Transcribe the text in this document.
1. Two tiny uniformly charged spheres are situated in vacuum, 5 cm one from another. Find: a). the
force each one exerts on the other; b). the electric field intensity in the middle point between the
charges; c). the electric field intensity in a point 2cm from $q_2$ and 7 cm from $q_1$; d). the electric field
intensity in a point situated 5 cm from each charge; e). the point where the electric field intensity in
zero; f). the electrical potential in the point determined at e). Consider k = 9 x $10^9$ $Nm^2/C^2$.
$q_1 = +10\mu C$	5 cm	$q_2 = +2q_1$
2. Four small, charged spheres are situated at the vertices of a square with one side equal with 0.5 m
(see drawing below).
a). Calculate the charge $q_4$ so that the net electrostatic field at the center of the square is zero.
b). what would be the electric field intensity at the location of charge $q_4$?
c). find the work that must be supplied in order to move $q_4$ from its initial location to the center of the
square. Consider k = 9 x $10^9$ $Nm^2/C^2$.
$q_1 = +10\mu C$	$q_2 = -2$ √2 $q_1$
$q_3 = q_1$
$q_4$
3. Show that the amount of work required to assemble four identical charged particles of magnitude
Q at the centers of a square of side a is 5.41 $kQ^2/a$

Work to complete:
Gather up the lines containing the word "intensity" from these records and copy them.

The completed task:
force each one exerts on the other; b). the electric field intensity in the middle point between the
charges; c). the electric field intensity in a point 2cm from $q_2$ and 7 cm from $q_1$; d). the electric field
intensity in a point situated 5 cm from each charge; e). the point where the electric field intensity in
b). what would be the electric field intensity at the location of charge $q_4$?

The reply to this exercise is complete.